Can you condense the paragraph of the interview that begins "Ode to Muir is totally" into a short bulleted list of its main facts?

— Article —

◇ ◇ ◇ ◇ ◇

What’s your response to when climate skeptics point out that lately we’ve seen massive, even record, snowfalls in the Sierras and elsewhere?

You have to look at the long-term trends. Something like 15 out of the last 16 years have been the warmest ever recorded. We also understand that the warming climate will create stronger storms. We’ve seen this trend probably in the last six years, where it’s a true feast or famine. You’ll have this extreme blizzard in one area and extreme drought in the other area.

So, it’s kind of like playing the lottery. I’m confident that there is going to be some place next winter that just gets buried by snow. But on the flip-side, unfortunately, that’s maybe one out of 10 places. On the other side of that is this extreme drought that is unfortunately much more common than these extreme blizzards.

How does your new film Ode to Muir fit into this agenda?

Ode to Muir is totally, at the end of the day, a “get out the vote” movie. It’s the most important film I’ve ever made. There’s very little snowboarding in it, but I’d say it’s an adventure film that talks about politics and the Paris Agreement and voting and Congress. But we do it in a very natural uplifting manner. It’s currently showing in all purple states. And we are doing a 24-hour digital premiere on tetongravity.com of it Sunday and Monday before the election.

Would you ever consider running for office in the future?

Oh, man, I would really like to avoid that. My goal is not to go there, for sure.

This interview has been edited for clarity and length.

◇ ◇ ◇ ◇ ◇

[Layout records]
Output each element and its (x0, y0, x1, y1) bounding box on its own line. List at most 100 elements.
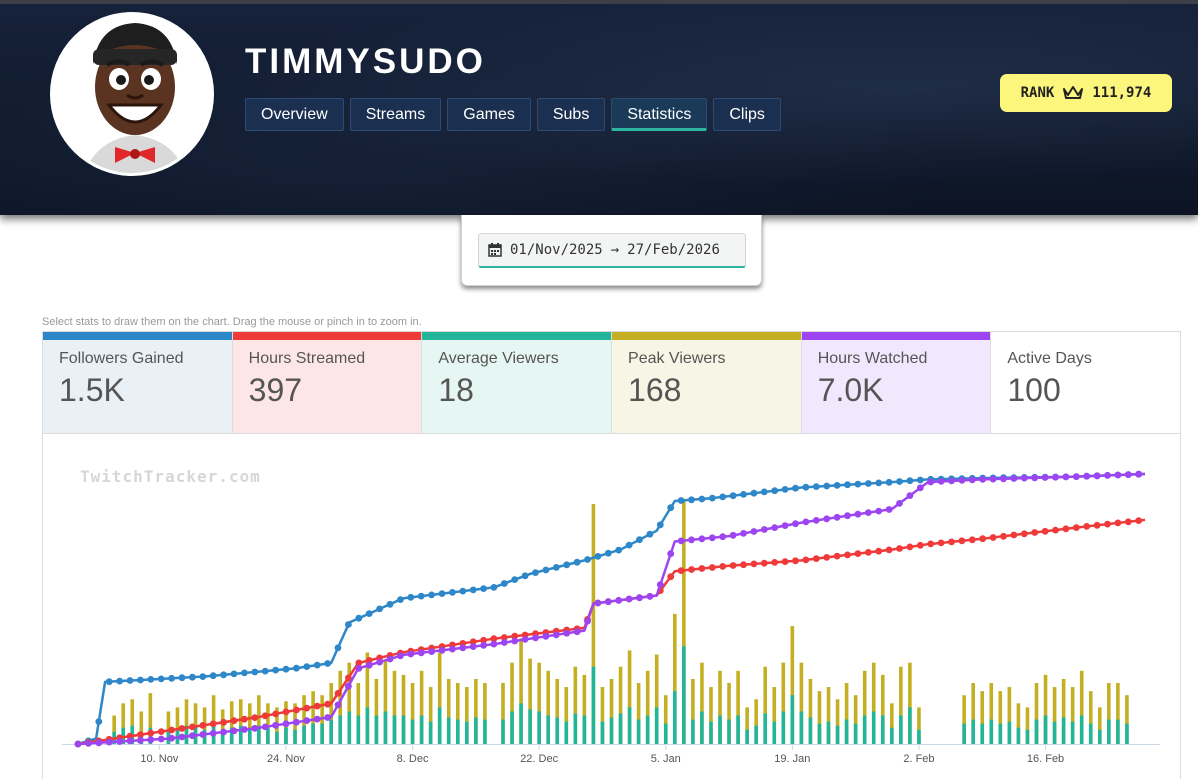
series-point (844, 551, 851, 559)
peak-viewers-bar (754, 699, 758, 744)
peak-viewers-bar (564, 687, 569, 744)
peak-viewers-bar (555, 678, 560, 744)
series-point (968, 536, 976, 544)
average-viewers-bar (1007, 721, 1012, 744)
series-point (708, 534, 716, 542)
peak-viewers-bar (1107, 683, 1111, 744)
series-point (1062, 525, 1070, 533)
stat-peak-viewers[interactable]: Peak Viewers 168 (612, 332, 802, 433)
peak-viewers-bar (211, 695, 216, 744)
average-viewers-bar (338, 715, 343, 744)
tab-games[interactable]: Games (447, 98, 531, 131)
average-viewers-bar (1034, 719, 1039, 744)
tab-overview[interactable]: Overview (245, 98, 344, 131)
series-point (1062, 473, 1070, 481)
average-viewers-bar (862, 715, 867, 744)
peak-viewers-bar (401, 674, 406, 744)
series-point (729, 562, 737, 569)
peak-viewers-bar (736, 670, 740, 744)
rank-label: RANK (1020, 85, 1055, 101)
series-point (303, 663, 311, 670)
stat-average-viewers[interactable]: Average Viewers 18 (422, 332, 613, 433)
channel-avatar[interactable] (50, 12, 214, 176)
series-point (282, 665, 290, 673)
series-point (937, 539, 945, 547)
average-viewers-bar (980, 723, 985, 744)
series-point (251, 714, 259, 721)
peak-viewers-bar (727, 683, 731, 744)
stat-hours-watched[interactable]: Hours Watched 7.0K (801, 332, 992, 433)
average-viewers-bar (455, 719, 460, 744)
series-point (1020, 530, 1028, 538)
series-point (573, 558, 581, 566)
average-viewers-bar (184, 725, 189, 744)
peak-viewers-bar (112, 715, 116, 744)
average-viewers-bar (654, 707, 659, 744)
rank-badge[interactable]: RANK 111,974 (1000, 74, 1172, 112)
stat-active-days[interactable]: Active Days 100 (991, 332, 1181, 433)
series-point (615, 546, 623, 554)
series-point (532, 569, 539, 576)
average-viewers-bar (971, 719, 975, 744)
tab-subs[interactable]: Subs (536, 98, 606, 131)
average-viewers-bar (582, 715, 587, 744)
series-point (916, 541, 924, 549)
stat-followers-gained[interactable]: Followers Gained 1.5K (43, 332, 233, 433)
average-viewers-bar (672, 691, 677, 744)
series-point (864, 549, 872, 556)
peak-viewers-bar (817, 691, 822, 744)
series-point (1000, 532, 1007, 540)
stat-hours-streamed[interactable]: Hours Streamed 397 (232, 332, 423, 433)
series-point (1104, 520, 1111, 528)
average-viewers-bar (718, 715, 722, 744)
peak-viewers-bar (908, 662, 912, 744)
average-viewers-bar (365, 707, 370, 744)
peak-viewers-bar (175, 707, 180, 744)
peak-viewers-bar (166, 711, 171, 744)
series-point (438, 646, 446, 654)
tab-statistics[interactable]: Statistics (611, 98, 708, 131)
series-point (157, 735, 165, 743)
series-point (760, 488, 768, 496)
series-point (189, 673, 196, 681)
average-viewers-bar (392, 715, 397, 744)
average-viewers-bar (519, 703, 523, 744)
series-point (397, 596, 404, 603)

◇ ◇ ◇ ◇ ◇

— Response to the task —
- Ode to Muir is essentially a "get out the vote" movie.
- It is the most important film the speaker has made.
- It has very little snowboarding. It is an adventure film about politics, the Paris Agreement, voting and Congress, told in a natural, uplifting way.
- It is currently showing in all purple states.
- A 24-hour digital premiere runs on tetongravity.com the Sunday and Monday before the election.